**TASK DESCRIPTION:**
Copy the lines from the one containing "Text: 3: 3 [6, 143, 12, 153]" through the one containing "Text: fx: fx [88, 50, 98, 60]", inclusive. Rename every "Bar" to "Rectangle" and change nothing else.

**DATA PROVIDED:**
• • •

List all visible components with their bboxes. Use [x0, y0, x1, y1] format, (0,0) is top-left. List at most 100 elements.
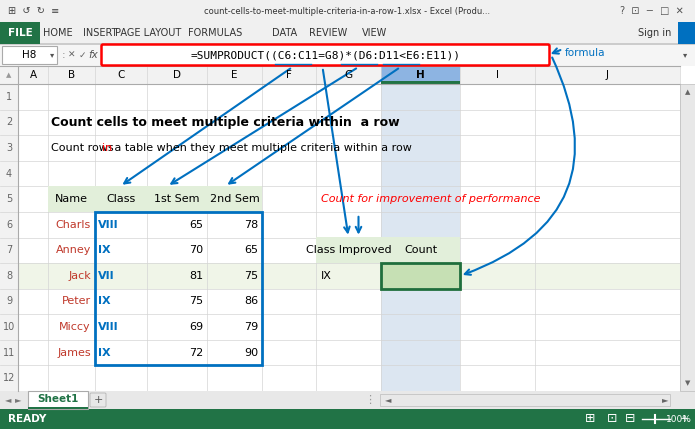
Text: 3: 3 [6, 143, 12, 153]
Text: +: + [680, 414, 689, 424]
Text: H8: H8 [22, 50, 36, 60]
Bar [0, 84, 680, 391]
Text: ▲: ▲ [6, 72, 12, 78]
Bar [28, 391, 88, 409]
Text: formula: formula [565, 48, 605, 58]
Text: 2nd Sem: 2nd Sem [210, 194, 259, 204]
Text: 9: 9 [6, 296, 12, 306]
Text: VIEW: VIEW [362, 28, 388, 38]
Text: fx: fx [88, 50, 98, 60]
Text: ⋮: ⋮ [364, 395, 375, 405]
Text: Class Improved: Class Improved [306, 245, 391, 255]
Text: ─: ─ [658, 414, 664, 424]
Text: Charls: Charls [56, 220, 91, 230]
Text: Sign in: Sign in [638, 28, 671, 38]
Bar [0, 22, 695, 44]
Text: INSERT: INSERT [83, 28, 117, 38]
Text: 69: 69 [189, 322, 203, 332]
Text: 70: 70 [189, 245, 203, 255]
FancyBboxPatch shape [90, 393, 106, 407]
Text: count-cells-to-meet-multiple-criteria-in-a-row-1.xlsx - Excel (Produ...: count-cells-to-meet-multiple-criteria-in… [204, 6, 490, 15]
Bar [316, 238, 460, 263]
Text: in: in [102, 143, 113, 153]
Bar [95, 212, 262, 366]
Text: 100%: 100% [666, 414, 692, 423]
Text: H: H [416, 70, 425, 80]
Text: ✕: ✕ [68, 51, 76, 60]
Text: B: B [68, 70, 75, 80]
Text: 75: 75 [189, 296, 203, 306]
Text: IX: IX [98, 245, 111, 255]
Text: REVIEW: REVIEW [309, 28, 347, 38]
Text: D: D [173, 70, 181, 80]
Bar [28, 407, 88, 409]
Text: 72: 72 [189, 347, 203, 358]
Text: 79: 79 [244, 322, 258, 332]
Text: Count: Count [404, 245, 437, 255]
Text: I: I [496, 70, 499, 80]
Text: ▾: ▾ [683, 51, 687, 60]
Text: Class: Class [106, 194, 136, 204]
Text: :: : [62, 50, 66, 60]
Text: DATA: DATA [272, 28, 297, 38]
Text: 10: 10 [3, 322, 15, 332]
Text: 1st Sem: 1st Sem [154, 194, 199, 204]
Text: ►: ► [15, 396, 22, 405]
Text: +: + [93, 395, 103, 405]
Text: VIII: VIII [98, 220, 119, 230]
Bar [0, 84, 18, 391]
Text: READY: READY [8, 414, 47, 424]
Bar [381, 81, 460, 84]
Text: 12: 12 [3, 373, 15, 383]
Text: FILE: FILE [8, 28, 33, 38]
Text: Jack: Jack [68, 271, 91, 281]
Text: Count for improvement of performance: Count for improvement of performance [321, 194, 541, 204]
Text: ⊟: ⊟ [625, 413, 635, 426]
Text: ▲: ▲ [685, 89, 690, 95]
Text: 6: 6 [6, 220, 12, 230]
Text: VIII: VIII [98, 322, 119, 332]
Text: Miccy: Miccy [59, 322, 91, 332]
Text: C: C [117, 70, 124, 80]
Text: 1: 1 [6, 92, 12, 102]
Text: HOME: HOME [43, 28, 73, 38]
Text: 65: 65 [244, 245, 258, 255]
Bar [0, 0, 695, 22]
Bar [0, 66, 680, 84]
Bar [381, 84, 460, 391]
Text: 5: 5 [6, 194, 12, 204]
Bar [18, 263, 680, 289]
Text: IX: IX [98, 296, 111, 306]
Text: 2: 2 [6, 118, 12, 127]
Bar [2, 46, 57, 64]
Text: ◄: ◄ [5, 396, 11, 405]
Text: 8: 8 [6, 271, 12, 281]
Text: Peter: Peter [62, 296, 91, 306]
Text: Sheet1: Sheet1 [38, 394, 79, 404]
FancyBboxPatch shape [101, 45, 550, 66]
Text: ▼: ▼ [685, 380, 690, 386]
Text: PAGE LAYOUT: PAGE LAYOUT [115, 28, 181, 38]
Text: 90: 90 [244, 347, 258, 358]
Text: Count rows: Count rows [51, 143, 117, 153]
Text: 7: 7 [6, 245, 12, 255]
Text: ⊞  ↺  ↻  ≡: ⊞ ↺ ↻ ≡ [8, 6, 59, 16]
Text: ◄: ◄ [385, 396, 391, 405]
Text: ▾: ▾ [50, 51, 54, 60]
Text: IX: IX [321, 271, 332, 281]
Text: Anney: Anney [56, 245, 91, 255]
Text: 65: 65 [189, 220, 203, 230]
Bar [678, 22, 695, 44]
Text: 4: 4 [6, 169, 12, 178]
Bar [0, 409, 695, 429]
Text: 78: 78 [244, 220, 258, 230]
Text: 75: 75 [244, 271, 258, 281]
Text: ?  ⊡  −  □  ✕: ? ⊡ − □ ✕ [620, 6, 684, 16]
Text: ⊞: ⊞ [584, 413, 595, 426]
Bar [0, 391, 695, 409]
Text: ►: ► [662, 396, 669, 405]
Bar [48, 186, 262, 212]
Text: ⊡: ⊡ [607, 413, 617, 426]
Text: a table when they meet multiple criteria within a row: a table when they meet multiple criteria… [111, 143, 412, 153]
Text: G: G [345, 70, 352, 80]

• • •

**TASK OUTPUT:**
Text: 3: 3 [6, 143, 12, 153]
Text: +: + [680, 414, 689, 424]
Text: H8: H8 [22, 50, 36, 60]
Rectangle [0, 84, 680, 391]
Text: ▲: ▲ [6, 72, 12, 78]
Rectangle [28, 391, 88, 409]
Text: formula: formula [565, 48, 605, 58]
Text: 2nd Sem: 2nd Sem [210, 194, 259, 204]
Text: 9: 9 [6, 296, 12, 306]
Text: VIEW: VIEW [362, 28, 388, 38]
Text: fx: fx [88, 50, 98, 60]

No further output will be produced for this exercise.